● Problem to solve
What lines of the listing below contain the word "epithet"? Copy each of them out.

== Segment start ==

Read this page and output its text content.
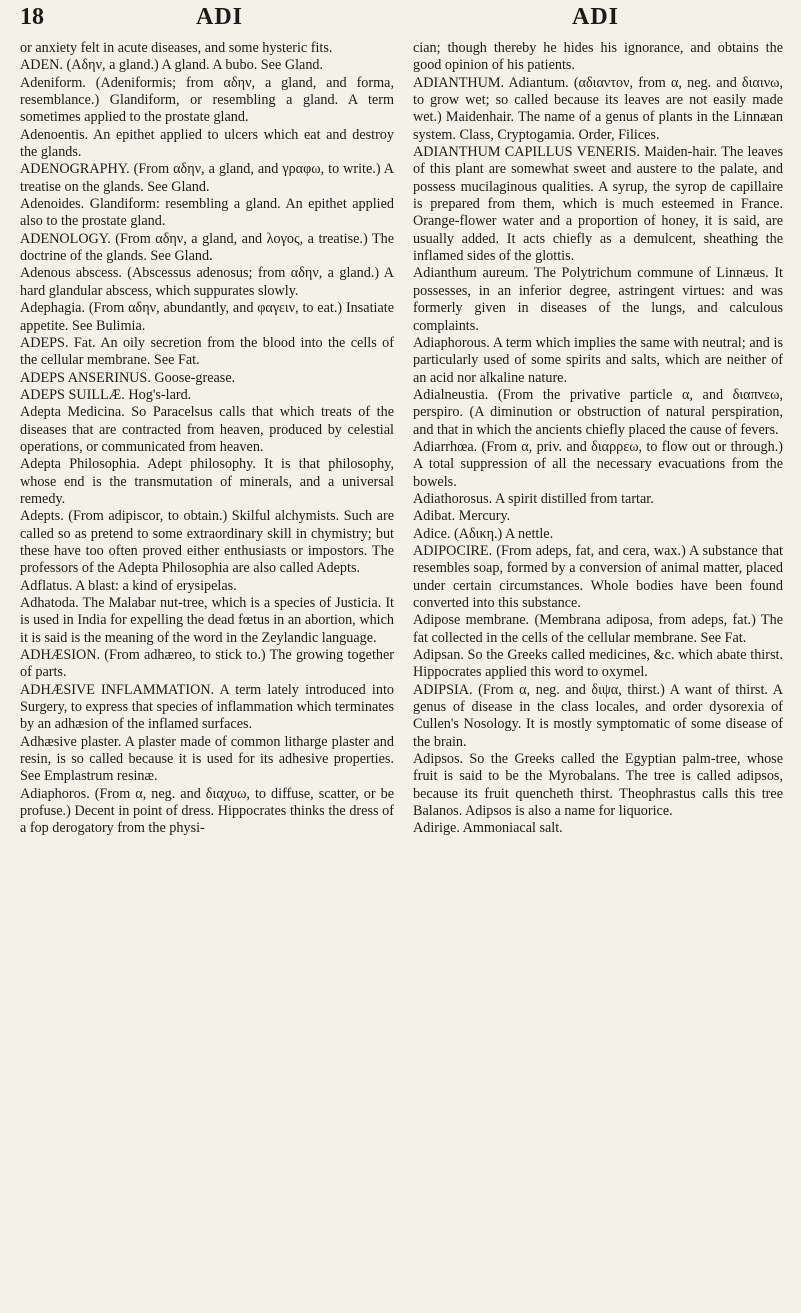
18	ADI	ADI

or anxiety felt in acute diseases, and some hysteric fits.

ADEN. (Aδην, a gland.) A gland. A bubo. See Gland.

Adeniform. (Adeniformis; from αδην, a gland, and forma, resemblance.) Glandiform, or resembling a gland. A term sometimes applied to the prostate gland.

Adenoentis. An epithet applied to ulcers which eat and destroy the glands.

ADENOGRAPHY. (From αδην, a gland, and γραφω, to write.) A treatise on the glands. See Gland.

Adenoides. Glandiform: resembling a gland. An epithet applied also to the prostate gland.

ADENOLOGY. (From αδην, a gland, and λογος, a treatise.) The doctrine of the glands. See Gland.

Adenous abscess. (Abscessus adenosus; from αδην, a gland.) A hard glandular abscess, which suppurates slowly.

Adephagia. (From αδην, abundantly, and φαγειν, to eat.) Insatiate appetite. See Bulimia.

ADEPS. Fat. An oily secretion from the blood into the cells of the cellular membrane. See Fat.

ADEPS ANSERINUS. Goose-grease.

ADEPS SUILLÆ. Hog's-lard.

Adepta Medicina. So Paracelsus calls that which treats of the diseases that are contracted from heaven, produced by celestial operations, or communicated from heaven.

Adepta Philosophia. Adept philosophy. It is that philosophy, whose end is the transmutation of minerals, and a universal remedy.

Adepts. (From adipiscor, to obtain.) Skilful alchymists. Such are called so as pretend to some extraordinary skill in chymistry; but these have too often proved either enthusiasts or impostors. The professors of the Adepta Philosophia are also called Adepts.

Adflatus. A blast: a kind of erysipelas.

Adhatoda. The Malabar nut-tree, which is a species of Justicia. It is used in India for expelling the dead fœtus in an abortion, which it is said is the meaning of the word in the Zeylandic language.

ADHÆSION. (From adhæreo, to stick to.) The growing together of parts.

ADHÆSIVE INFLAMMATION. A term lately introduced into Surgery, to express that species of inflammation which terminates by an adhæsion of the inflamed surfaces.

Adhæsive plaster. A plaster made of common litharge plaster and resin, is so called because it is used for its adhesive properties. See Emplastrum resinæ.

Adiaphoros. (From α, neg. and διαχυω, to diffuse, scatter, or be profuse.) Decent in point of dress. Hippocrates thinks the dress of a fop derogatory from the physi-

cian; though thereby he hides his ignorance, and obtains the good opinion of his patients.

ADIANTHUM. Adiantum. (αδιαντον, from α, neg. and διαινω, to grow wet; so called because its leaves are not easily made wet.) Maidenhair. The name of a genus of plants in the Linnæan system. Class, Cryptogamia. Order, Filices.

ADIANTHUM CAPILLUS VENERIS. Maiden-hair. The leaves of this plant are somewhat sweet and austere to the palate, and possess mucilaginous qualities. A syrup, the syrop de capillaire is prepared from them, which is much esteemed in France. Orange-flower water and a proportion of honey, it is said, are usually added. It acts chiefly as a demulcent, sheathing the inflamed sides of the glottis.

Adianthum aureum. The Polytrichum commune of Linnæus. It possesses, in an inferior degree, astringent virtues: and was formerly given in diseases of the lungs, and calculous complaints.

Adiaphorous. A term which implies the same with neutral; and is particularly used of some spirits and salts, which are neither of an acid nor alkaline nature.

Adialneustia. (From the privative particle α, and διαπνεω, perspiro. (A diminution or obstruction of natural perspiration, and that in which the ancients chiefly placed the cause of fevers.

Adiarrhœa. (From α, priv. and διαρρεω, to flow out or through.) A total suppression of all the necessary evacuations from the bowels.

Adiathorosus. A spirit distilled from tartar.

Adibat. Mercury.

Adice. (Αδικη.) A nettle.

ADIPOCIRE. (From adeps, fat, and cera, wax.) A substance that resembles soap, formed by a conversion of animal matter, placed under certain circumstances. Whole bodies have been found converted into this substance.

Adipose membrane. (Membrana adiposa, from adeps, fat.) The fat collected in the cells of the cellular membrane. See Fat.

Adipsan. So the Greeks called medicines, &c. which abate thirst. Hippocrates applied this word to oxymel.

ADIPSIA. (From α, neg. and διψα, thirst.) A want of thirst. A genus of disease in the class locales, and order dysorexia of Cullen's Nosology. It is mostly symptomatic of some disease of the brain.

Adipsos. So the Greeks called the Egyptian palm-tree, whose fruit is said to be the Myrobalans. The tree is called adipsos, because its fruit quencheth thirst. Theophrastus calls this tree Balanos. Adipsos is also a name for liquorice.

Adirige. Ammoniacal salt.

== Segment end ==

● Worked solution
Adenoentis. An epithet applied to ulcers which eat and destroy the glands.
Adenoides. Glandiform: resembling a gland. An epithet applied also to the prostate gland.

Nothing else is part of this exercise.